Rows from a figure dataset

********************

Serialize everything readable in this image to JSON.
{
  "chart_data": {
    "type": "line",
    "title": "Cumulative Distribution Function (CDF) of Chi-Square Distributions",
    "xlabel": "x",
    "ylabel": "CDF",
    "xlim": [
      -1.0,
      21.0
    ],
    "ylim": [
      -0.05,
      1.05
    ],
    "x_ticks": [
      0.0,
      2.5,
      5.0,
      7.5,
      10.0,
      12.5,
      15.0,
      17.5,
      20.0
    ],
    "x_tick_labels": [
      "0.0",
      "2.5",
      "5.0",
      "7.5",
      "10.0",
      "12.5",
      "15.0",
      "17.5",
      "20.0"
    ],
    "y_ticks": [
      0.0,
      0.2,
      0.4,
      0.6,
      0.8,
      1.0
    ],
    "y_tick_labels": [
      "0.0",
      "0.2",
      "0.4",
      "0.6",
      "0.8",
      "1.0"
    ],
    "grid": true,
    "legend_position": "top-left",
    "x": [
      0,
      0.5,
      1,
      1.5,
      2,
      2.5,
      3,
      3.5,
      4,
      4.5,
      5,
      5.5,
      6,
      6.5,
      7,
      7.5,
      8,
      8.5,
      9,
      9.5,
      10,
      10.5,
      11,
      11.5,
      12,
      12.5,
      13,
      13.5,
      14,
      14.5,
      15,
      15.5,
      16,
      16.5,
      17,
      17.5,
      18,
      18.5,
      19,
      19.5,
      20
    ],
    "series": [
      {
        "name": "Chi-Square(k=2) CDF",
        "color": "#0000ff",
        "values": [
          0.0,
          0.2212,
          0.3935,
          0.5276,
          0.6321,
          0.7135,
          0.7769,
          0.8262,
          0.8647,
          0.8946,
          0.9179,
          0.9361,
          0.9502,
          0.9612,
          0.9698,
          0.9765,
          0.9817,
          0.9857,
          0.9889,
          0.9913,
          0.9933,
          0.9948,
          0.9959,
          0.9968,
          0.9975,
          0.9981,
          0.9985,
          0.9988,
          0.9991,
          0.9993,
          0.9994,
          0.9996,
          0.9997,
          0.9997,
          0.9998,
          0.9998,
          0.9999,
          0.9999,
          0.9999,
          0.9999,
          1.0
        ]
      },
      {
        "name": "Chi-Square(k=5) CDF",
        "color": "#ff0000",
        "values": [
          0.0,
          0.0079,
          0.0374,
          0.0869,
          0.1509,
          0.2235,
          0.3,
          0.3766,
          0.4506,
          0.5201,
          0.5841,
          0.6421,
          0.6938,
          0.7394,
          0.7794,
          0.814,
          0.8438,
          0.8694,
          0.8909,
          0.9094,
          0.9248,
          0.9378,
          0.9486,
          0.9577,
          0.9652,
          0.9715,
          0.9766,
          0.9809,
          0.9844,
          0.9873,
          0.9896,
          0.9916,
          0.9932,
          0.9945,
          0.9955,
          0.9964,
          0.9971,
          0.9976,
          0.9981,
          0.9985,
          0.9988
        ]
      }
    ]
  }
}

********************

→ Prompt: Pick out the lines that include the word "Square" and write them out.

→ Result for this exercise:
    "title": "Cumulative Distribution Function (CDF) of Chi-Square Distributions",
        "name": "Chi-Square(k=2) CDF",
        "name": "Chi-Square(k=5) CDF",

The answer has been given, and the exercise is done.